◆ **Directive**: Output the full listing word for word.

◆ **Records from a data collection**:
──────────

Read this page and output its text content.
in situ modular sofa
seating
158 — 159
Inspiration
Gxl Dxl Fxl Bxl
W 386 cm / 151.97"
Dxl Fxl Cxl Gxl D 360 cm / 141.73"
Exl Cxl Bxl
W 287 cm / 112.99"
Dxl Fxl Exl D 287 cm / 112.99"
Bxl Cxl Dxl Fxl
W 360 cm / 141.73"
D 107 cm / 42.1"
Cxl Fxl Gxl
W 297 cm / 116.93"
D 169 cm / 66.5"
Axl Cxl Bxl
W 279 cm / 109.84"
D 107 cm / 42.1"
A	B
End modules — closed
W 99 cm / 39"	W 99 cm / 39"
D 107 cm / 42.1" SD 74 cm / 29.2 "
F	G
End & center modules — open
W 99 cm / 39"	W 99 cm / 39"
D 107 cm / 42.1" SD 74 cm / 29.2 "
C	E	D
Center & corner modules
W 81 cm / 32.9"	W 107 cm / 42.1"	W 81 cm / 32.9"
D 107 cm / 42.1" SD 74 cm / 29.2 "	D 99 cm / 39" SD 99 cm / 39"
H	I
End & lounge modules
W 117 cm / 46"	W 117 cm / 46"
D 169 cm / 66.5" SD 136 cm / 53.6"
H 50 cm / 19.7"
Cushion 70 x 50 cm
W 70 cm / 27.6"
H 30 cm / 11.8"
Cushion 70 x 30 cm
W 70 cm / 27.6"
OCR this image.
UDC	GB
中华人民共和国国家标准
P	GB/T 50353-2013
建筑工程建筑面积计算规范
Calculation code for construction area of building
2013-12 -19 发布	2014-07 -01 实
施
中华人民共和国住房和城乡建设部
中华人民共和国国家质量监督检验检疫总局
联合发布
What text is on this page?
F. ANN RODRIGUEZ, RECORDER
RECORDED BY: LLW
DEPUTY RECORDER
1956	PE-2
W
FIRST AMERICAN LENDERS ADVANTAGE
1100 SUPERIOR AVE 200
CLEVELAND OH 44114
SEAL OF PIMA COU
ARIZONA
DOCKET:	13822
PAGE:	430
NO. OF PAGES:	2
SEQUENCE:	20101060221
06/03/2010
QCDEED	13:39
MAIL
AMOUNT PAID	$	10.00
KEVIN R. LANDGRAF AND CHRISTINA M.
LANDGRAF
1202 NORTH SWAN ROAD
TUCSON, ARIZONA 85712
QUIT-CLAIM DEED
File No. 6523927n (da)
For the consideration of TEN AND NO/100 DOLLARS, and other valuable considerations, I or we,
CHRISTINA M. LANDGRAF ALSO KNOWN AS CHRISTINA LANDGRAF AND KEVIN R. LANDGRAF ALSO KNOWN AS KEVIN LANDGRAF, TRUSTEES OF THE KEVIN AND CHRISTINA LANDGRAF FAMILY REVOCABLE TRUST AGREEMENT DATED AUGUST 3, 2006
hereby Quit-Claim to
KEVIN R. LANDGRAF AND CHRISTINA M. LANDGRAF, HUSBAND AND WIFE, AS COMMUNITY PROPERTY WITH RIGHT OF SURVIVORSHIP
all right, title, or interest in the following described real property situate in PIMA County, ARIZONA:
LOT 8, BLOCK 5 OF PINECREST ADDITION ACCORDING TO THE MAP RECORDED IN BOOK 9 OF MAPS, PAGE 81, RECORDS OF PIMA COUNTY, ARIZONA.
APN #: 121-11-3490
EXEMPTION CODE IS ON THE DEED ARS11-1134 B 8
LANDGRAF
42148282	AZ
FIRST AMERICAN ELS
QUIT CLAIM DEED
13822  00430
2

──────────

◆ **Solution to the exercise**:
Read this page and output its text content.
in situ modular sofa
seating
158 — 159
Inspiration
Gxl Dxl Fxl Bxl
W 386 cm / 151.97"
Dxl Fxl Cxl Gxl D 360 cm / 141.73"
Exl Cxl Bxl
W 287 cm / 112.99"
Dxl Fxl Exl D 287 cm / 112.99"
Bxl Cxl Dxl Fxl
W 360 cm / 141.73"
D 107 cm / 42.1"
Cxl Fxl Gxl
W 297 cm / 116.93"
D 169 cm / 66.5"
Axl Cxl Bxl
W 279 cm / 109.84"
D 107 cm / 42.1"
A	B
End modules — closed
W 99 cm / 39"	W 99 cm / 39"
D 107 cm / 42.1" SD 74 cm / 29.2 "
F	G
End & center modules — open
W 99 cm / 39"	W 99 cm / 39"
D 107 cm / 42.1" SD 74 cm / 29.2 "
C	E	D
Center & corner modules
W 81 cm / 32.9"	W 107 cm / 42.1"	W 81 cm / 32.9"
D 107 cm / 42.1" SD 74 cm / 29.2 "	D 99 cm / 39" SD 99 cm / 39"
H	I
End & lounge modules
W 117 cm / 46"	W 117 cm / 46"
D 169 cm / 66.5" SD 136 cm / 53.6"
H 50 cm / 19.7"
Cushion 70 x 50 cm
W 70 cm / 27.6"
H 30 cm / 11.8"
Cushion 70 x 30 cm
W 70 cm / 27.6"
OCR this image.
UDC	GB
中华人民共和国国家标准
P	GB/T 50353-2013
建筑工程建筑面积计算规范
Calculation code for construction area of building
2013-12 -19 发布	2014-07 -01 实
施
中华人民共和国住房和城乡建设部
中华人民共和国国家质量监督检验检疫总局
联合发布
What text is on this page?
F. ANN RODRIGUEZ, RECORDER
RECORDED BY: LLW
DEPUTY RECORDER
1956	PE-2
W
FIRST AMERICAN LENDERS ADVANTAGE
1100 SUPERIOR AVE 200
CLEVELAND OH 44114
SEAL OF PIMA COU
ARIZONA
DOCKET:	13822
PAGE:	430
NO. OF PAGES:	2
SEQUENCE:	20101060221
06/03/2010
QCDEED	13:39
MAIL
AMOUNT PAID	$	10.00
KEVIN R. LANDGRAF AND CHRISTINA M.
LANDGRAF
1202 NORTH SWAN ROAD
TUCSON, ARIZONA 85712
QUIT-CLAIM DEED
File No. 6523927n (da)
For the consideration of TEN AND NO/100 DOLLARS, and other valuable considerations, I or we,
CHRISTINA M. LANDGRAF ALSO KNOWN AS CHRISTINA LANDGRAF AND KEVIN R. LANDGRAF ALSO KNOWN AS KEVIN LANDGRAF, TRUSTEES OF THE KEVIN AND CHRISTINA LANDGRAF FAMILY REVOCABLE TRUST AGREEMENT DATED AUGUST 3, 2006
hereby Quit-Claim to
KEVIN R. LANDGRAF AND CHRISTINA M. LANDGRAF, HUSBAND AND WIFE, AS COMMUNITY PROPERTY WITH RIGHT OF SURVIVORSHIP
all right, title, or interest in the following described real property situate in PIMA County, ARIZONA:
LOT 8, BLOCK 5 OF PINECREST ADDITION ACCORDING TO THE MAP RECORDED IN BOOK 9 OF MAPS, PAGE 81, RECORDS OF PIMA COUNTY, ARIZONA.
APN #: 121-11-3490
EXEMPTION CODE IS ON THE DEED ARS11-1134 B 8
LANDGRAF
42148282	AZ
FIRST AMERICAN ELS
QUIT CLAIM DEED
13822  00430
2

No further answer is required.